## Directions
Copy every line with the string "will" in it.

[Recorded data]
[BEGIN]
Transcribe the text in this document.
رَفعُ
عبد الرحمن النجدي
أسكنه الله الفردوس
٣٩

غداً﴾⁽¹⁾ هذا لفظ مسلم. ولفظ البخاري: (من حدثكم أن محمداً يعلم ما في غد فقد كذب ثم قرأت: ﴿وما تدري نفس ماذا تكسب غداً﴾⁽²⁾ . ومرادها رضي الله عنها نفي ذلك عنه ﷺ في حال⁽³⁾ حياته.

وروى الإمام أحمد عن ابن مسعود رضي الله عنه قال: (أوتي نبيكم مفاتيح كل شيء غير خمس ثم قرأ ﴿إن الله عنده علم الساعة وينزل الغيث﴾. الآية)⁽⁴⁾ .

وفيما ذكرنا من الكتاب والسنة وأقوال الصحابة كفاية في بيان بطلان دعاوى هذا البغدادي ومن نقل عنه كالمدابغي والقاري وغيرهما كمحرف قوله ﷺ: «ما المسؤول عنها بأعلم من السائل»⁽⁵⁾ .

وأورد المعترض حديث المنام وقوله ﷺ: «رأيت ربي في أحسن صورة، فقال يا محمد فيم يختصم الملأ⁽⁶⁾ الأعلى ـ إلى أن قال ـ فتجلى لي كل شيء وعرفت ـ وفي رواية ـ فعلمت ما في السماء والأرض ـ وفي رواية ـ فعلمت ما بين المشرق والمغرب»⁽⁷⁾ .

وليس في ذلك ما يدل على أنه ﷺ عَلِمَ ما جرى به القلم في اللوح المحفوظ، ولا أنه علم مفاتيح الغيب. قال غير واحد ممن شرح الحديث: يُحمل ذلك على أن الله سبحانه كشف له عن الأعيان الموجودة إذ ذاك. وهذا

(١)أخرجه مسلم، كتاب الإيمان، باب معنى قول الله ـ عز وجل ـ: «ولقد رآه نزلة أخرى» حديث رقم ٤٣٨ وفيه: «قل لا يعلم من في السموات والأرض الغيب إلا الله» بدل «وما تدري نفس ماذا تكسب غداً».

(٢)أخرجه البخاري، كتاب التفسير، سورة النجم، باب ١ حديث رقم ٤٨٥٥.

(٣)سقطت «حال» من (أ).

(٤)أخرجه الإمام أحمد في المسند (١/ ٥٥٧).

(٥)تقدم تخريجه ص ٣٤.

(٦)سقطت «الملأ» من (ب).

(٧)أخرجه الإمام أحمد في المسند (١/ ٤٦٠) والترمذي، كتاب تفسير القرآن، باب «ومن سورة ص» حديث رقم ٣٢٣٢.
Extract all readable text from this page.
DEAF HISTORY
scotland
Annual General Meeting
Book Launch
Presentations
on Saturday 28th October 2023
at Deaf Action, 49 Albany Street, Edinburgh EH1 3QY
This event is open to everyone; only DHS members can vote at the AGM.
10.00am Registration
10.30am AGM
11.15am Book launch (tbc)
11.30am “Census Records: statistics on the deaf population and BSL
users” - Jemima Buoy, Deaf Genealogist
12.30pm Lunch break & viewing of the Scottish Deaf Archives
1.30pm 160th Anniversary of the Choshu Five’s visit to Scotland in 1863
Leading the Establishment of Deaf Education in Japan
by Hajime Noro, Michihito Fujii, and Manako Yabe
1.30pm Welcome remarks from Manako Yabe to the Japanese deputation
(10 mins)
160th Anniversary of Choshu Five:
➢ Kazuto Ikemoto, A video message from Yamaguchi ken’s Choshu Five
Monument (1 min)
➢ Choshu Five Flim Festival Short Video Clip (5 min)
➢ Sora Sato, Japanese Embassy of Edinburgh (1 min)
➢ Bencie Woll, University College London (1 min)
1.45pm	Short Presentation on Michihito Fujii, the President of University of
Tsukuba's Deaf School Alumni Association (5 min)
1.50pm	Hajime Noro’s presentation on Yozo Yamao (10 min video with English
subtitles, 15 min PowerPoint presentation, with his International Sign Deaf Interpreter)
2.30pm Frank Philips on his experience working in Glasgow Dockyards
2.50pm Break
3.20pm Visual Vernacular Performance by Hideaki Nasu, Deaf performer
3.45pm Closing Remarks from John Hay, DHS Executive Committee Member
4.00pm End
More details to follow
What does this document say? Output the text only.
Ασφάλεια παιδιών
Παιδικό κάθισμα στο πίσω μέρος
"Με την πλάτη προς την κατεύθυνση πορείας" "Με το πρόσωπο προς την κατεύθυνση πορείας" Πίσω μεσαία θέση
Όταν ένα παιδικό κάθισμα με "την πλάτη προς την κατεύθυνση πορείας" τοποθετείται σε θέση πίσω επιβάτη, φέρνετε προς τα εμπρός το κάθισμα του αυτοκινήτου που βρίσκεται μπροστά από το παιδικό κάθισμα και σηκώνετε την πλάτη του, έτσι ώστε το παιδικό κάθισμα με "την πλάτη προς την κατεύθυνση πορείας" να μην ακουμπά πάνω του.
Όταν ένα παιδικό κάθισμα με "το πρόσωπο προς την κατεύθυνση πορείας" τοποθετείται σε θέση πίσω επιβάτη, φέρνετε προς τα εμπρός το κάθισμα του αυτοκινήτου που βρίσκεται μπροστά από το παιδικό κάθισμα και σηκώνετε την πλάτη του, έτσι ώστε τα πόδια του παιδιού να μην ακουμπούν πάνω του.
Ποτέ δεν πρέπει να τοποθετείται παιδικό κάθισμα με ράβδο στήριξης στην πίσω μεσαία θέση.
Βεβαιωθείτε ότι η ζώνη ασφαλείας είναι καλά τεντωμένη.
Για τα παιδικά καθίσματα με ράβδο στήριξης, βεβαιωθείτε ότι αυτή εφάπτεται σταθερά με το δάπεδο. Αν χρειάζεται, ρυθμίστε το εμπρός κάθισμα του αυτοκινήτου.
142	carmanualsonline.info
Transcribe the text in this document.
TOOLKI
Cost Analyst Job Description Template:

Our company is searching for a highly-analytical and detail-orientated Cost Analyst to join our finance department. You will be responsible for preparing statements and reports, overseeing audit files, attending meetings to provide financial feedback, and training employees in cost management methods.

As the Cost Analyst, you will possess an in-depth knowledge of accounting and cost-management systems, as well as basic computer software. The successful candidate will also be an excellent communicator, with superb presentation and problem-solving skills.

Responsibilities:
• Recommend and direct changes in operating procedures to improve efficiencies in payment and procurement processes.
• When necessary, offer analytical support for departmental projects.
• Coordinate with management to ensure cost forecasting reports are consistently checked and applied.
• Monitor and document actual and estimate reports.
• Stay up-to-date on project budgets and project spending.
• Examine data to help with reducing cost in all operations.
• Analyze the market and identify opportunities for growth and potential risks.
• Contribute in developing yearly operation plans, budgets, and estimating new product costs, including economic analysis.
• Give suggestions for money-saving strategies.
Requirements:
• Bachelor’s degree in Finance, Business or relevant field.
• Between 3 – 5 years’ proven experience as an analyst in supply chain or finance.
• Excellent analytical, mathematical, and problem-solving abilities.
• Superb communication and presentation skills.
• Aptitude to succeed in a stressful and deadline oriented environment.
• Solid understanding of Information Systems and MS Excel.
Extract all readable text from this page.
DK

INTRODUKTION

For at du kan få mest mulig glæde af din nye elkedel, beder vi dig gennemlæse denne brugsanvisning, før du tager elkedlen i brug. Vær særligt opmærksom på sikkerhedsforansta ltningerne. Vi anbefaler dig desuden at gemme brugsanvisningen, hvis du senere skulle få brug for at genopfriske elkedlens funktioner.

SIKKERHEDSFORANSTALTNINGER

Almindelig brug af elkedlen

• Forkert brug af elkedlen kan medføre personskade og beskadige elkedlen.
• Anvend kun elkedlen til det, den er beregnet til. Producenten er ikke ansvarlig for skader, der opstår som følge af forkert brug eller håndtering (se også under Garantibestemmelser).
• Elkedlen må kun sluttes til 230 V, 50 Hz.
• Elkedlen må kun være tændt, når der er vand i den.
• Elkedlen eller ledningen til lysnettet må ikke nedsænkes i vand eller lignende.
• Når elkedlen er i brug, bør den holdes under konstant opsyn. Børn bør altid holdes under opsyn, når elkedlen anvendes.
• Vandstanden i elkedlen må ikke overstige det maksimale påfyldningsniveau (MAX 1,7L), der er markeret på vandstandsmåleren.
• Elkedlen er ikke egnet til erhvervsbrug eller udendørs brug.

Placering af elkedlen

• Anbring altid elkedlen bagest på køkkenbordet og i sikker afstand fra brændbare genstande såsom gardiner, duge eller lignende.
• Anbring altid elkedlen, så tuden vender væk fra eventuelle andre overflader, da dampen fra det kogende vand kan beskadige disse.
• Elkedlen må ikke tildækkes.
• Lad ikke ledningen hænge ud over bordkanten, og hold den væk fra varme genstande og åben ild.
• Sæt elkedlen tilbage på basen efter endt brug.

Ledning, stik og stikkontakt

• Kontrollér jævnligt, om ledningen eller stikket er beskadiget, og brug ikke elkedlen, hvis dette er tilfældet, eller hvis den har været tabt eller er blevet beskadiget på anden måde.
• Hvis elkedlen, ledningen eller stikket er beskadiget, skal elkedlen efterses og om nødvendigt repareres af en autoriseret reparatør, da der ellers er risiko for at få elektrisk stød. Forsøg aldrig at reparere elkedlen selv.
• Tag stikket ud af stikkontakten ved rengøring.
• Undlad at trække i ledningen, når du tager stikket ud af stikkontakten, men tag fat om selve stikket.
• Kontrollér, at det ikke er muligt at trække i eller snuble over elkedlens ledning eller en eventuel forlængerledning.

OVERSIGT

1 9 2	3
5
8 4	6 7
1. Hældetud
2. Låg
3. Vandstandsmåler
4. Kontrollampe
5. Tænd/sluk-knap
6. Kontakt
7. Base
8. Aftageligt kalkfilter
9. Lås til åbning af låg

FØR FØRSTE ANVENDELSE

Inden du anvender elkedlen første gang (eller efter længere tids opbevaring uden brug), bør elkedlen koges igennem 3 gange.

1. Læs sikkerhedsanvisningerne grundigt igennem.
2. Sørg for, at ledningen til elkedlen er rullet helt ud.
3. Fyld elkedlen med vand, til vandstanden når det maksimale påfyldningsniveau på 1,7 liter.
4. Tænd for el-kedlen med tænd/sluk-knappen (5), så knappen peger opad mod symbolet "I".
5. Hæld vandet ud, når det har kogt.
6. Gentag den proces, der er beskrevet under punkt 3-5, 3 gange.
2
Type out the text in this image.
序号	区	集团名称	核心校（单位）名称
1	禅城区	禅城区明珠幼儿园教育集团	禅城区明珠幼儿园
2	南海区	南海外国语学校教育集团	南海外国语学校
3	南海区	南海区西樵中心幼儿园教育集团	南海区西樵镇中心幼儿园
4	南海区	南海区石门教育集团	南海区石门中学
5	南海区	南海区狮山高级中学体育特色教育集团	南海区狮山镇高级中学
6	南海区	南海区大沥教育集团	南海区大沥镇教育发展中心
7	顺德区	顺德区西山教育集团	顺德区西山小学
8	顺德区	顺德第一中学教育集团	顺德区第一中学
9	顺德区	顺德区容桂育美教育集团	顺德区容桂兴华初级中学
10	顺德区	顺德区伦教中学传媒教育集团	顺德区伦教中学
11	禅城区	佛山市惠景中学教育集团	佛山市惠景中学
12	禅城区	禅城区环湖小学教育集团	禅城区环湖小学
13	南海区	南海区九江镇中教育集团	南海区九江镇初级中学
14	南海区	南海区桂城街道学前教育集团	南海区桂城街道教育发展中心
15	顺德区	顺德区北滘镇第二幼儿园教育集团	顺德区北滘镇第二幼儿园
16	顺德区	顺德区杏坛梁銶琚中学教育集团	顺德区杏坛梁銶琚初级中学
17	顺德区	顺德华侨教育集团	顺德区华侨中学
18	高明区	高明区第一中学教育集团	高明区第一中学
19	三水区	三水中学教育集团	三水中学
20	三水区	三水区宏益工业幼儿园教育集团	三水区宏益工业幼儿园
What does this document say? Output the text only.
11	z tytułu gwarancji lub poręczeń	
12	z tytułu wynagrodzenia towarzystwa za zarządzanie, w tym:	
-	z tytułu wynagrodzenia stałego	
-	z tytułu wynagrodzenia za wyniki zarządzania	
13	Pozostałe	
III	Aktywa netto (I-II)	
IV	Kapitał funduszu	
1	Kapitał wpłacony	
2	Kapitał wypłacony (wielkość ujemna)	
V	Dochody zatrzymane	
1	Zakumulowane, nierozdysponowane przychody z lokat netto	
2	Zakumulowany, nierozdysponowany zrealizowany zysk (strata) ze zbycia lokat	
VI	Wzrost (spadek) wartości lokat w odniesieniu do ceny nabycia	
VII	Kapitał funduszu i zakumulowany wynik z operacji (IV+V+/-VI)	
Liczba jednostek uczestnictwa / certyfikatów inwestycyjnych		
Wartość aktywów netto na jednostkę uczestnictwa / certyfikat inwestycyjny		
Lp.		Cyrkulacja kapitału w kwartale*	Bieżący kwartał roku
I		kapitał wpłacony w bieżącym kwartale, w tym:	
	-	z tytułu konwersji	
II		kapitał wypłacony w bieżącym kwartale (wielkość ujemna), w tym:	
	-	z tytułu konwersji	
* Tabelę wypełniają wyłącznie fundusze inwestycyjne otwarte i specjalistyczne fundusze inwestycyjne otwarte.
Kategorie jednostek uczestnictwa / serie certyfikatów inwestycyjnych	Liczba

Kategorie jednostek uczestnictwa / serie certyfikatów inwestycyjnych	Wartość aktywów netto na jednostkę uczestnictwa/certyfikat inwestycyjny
[END]
## Solution for this task
Our company is searching for a highly-analytical and detail-orientated Cost Analyst to join our finance department. You will be responsible for preparing statements and reports, overseeing audit files, attending meetings to provide financial feedback, and training employees in cost management methods.
As the Cost Analyst, you will possess an in-depth knowledge of accounting and cost-management systems, as well as basic computer software. The successful candidate will also be an excellent communicator, with superb presentation and problem-solving skills.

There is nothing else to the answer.